--- begin Data records ---
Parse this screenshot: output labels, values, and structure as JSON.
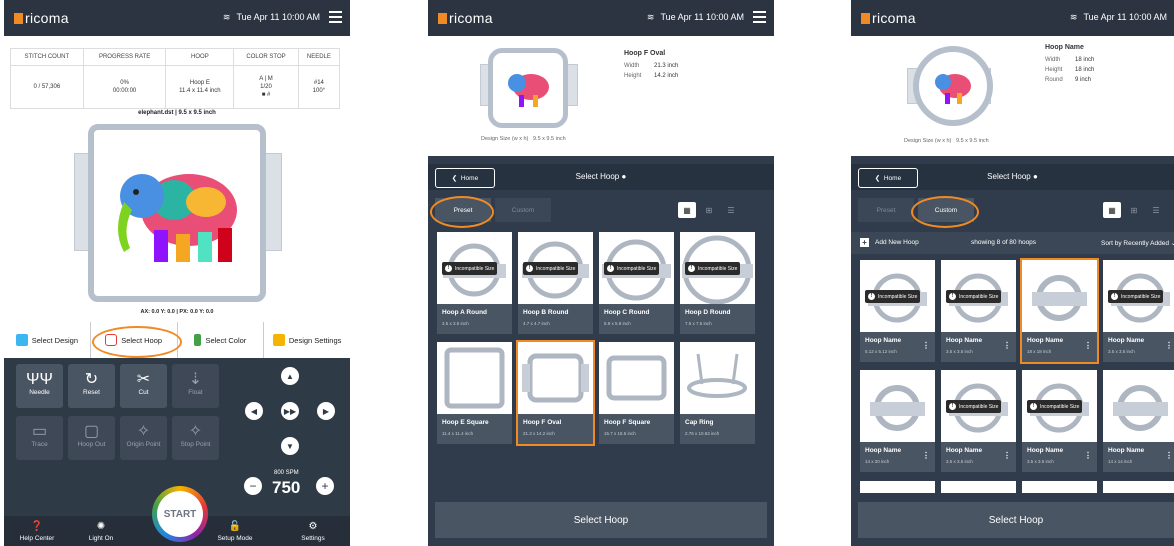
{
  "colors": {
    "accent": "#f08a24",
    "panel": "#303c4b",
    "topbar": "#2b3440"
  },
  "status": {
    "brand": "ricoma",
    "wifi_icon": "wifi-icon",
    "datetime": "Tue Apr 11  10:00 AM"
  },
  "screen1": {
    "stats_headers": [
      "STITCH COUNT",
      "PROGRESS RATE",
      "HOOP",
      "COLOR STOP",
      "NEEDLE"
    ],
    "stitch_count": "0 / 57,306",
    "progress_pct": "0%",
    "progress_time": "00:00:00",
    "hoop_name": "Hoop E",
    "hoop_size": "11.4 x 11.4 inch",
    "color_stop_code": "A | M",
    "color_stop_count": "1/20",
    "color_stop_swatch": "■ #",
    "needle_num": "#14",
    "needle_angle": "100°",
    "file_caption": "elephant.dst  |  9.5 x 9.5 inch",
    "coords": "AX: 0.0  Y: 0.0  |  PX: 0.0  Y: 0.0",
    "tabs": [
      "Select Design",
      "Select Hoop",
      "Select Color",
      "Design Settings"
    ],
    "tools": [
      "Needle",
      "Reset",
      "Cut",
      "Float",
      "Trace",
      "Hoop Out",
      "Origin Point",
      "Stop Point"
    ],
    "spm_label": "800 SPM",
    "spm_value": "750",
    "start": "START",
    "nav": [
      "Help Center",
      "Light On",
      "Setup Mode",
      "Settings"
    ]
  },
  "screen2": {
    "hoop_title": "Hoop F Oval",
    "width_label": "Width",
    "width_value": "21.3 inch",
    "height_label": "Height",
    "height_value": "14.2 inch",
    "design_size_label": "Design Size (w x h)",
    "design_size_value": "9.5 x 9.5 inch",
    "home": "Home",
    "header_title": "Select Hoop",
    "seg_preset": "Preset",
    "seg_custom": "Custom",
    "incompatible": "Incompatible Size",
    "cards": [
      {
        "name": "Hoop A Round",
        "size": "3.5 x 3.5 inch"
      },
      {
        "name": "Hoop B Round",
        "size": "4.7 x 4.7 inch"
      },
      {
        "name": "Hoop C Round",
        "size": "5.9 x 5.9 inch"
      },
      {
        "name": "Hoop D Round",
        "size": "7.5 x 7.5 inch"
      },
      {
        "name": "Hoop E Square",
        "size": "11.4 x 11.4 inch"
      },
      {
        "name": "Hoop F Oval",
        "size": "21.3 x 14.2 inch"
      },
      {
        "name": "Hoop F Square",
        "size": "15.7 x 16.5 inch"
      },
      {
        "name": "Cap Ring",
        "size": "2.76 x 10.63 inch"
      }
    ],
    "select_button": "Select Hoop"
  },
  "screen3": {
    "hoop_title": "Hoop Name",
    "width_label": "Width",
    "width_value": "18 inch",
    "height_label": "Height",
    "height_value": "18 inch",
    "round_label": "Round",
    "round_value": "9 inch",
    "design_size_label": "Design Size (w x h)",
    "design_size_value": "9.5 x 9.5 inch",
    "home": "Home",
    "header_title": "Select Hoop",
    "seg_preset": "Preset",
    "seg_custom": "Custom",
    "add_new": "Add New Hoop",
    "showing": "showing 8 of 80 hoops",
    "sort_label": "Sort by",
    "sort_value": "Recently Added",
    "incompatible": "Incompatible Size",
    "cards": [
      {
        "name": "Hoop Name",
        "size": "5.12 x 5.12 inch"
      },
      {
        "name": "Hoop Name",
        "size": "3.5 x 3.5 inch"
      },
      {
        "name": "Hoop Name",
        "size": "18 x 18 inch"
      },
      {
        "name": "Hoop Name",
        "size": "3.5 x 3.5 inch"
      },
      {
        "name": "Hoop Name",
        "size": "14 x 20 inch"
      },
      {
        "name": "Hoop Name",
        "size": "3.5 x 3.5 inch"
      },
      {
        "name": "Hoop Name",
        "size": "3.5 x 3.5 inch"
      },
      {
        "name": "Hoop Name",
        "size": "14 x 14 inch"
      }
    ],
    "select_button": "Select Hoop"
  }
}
--- end Data records ---
● **Set problem**
Any pictures should be dropped; transcribe the rest of the records above exactly.

● **Exercise result**
Parse this screenshot: output labels, values, and structure as JSON.
{
  "colors": {
    "accent": "#f08a24",
    "panel": "#303c4b",
    "topbar": "#2b3440"
  },
  "status": {
    "brand": "ricoma",
    "wifi_icon": "wifi-icon",
    "datetime": "Tue Apr 11  10:00 AM"
  },
  "screen1": {
    "stats_headers": [
      "STITCH COUNT",
      "PROGRESS RATE",
      "HOOP",
      "COLOR STOP",
      "NEEDLE"
    ],
    "stitch_count": "0 / 57,306",
    "progress_pct": "0%",
    "progress_time": "00:00:00",
    "hoop_name": "Hoop E",
    "hoop_size": "11.4 x 11.4 inch",
    "color_stop_code": "A | M",
    "color_stop_count": "1/20",
    "color_stop_swatch": "■ #",
    "needle_num": "#14",
    "needle_angle": "100°",
    "file_caption": "elephant.dst  |  9.5 x 9.5 inch",
    "coords": "AX: 0.0  Y: 0.0  |  PX: 0.0  Y: 0.0",
    "tabs": [
      "Select Design",
      "Select Hoop",
      "Select Color",
      "Design Settings"
    ],
    "tools": [
      "Needle",
      "Reset",
      "Cut",
      "Float",
      "Trace",
      "Hoop Out",
      "Origin Point",
      "Stop Point"
    ],
    "spm_label": "800 SPM",
    "spm_value": "750",
    "start": "START",
    "nav": [
      "Help Center",
      "Light On",
      "Setup Mode",
      "Settings"
    ]
  },
  "screen2": {
    "hoop_title": "Hoop F Oval",
    "width_label": "Width",
    "width_value": "21.3 inch",
    "height_label": "Height",
    "height_value": "14.2 inch",
    "design_size_label": "Design Size (w x h)",
    "design_size_value": "9.5 x 9.5 inch",
    "home": "Home",
    "header_title": "Select Hoop",
    "seg_preset": "Preset",
    "seg_custom": "Custom",
    "incompatible": "Incompatible Size",
    "cards": [
      {
        "name": "Hoop A Round",
        "size": "3.5 x 3.5 inch"
      },
      {
        "name": "Hoop B Round",
        "size": "4.7 x 4.7 inch"
      },
      {
        "name": "Hoop C Round",
        "size": "5.9 x 5.9 inch"
      },
      {
        "name": "Hoop D Round",
        "size": "7.5 x 7.5 inch"
      },
      {
        "name": "Hoop E Square",
        "size": "11.4 x 11.4 inch"
      },
      {
        "name": "Hoop F Oval",
        "size": "21.3 x 14.2 inch"
      },
      {
        "name": "Hoop F Square",
        "size": "15.7 x 16.5 inch"
      },
      {
        "name": "Cap Ring",
        "size": "2.76 x 10.63 inch"
      }
    ],
    "select_button": "Select Hoop"
  },
  "screen3": {
    "hoop_title": "Hoop Name",
    "width_label": "Width",
    "width_value": "18 inch",
    "height_label": "Height",
    "height_value": "18 inch",
    "round_label": "Round",
    "round_value": "9 inch",
    "design_size_label": "Design Size (w x h)",
    "design_size_value": "9.5 x 9.5 inch",
    "home": "Home",
    "header_title": "Select Hoop",
    "seg_preset": "Preset",
    "seg_custom": "Custom",
    "add_new": "Add New Hoop",
    "showing": "showing 8 of 80 hoops",
    "sort_label": "Sort by",
    "sort_value": "Recently Added",
    "incompatible": "Incompatible Size",
    "cards": [
      {
        "name": "Hoop Name",
        "size": "5.12 x 5.12 inch"
      },
      {
        "name": "Hoop Name",
        "size": "3.5 x 3.5 inch"
      },
      {
        "name": "Hoop Name",
        "size": "18 x 18 inch"
      },
      {
        "name": "Hoop Name",
        "size": "3.5 x 3.5 inch"
      },
      {
        "name": "Hoop Name",
        "size": "14 x 20 inch"
      },
      {
        "name": "Hoop Name",
        "size": "3.5 x 3.5 inch"
      },
      {
        "name": "Hoop Name",
        "size": "3.5 x 3.5 inch"
      },
      {
        "name": "Hoop Name",
        "size": "14 x 14 inch"
      }
    ],
    "select_button": "Select Hoop"
  }
}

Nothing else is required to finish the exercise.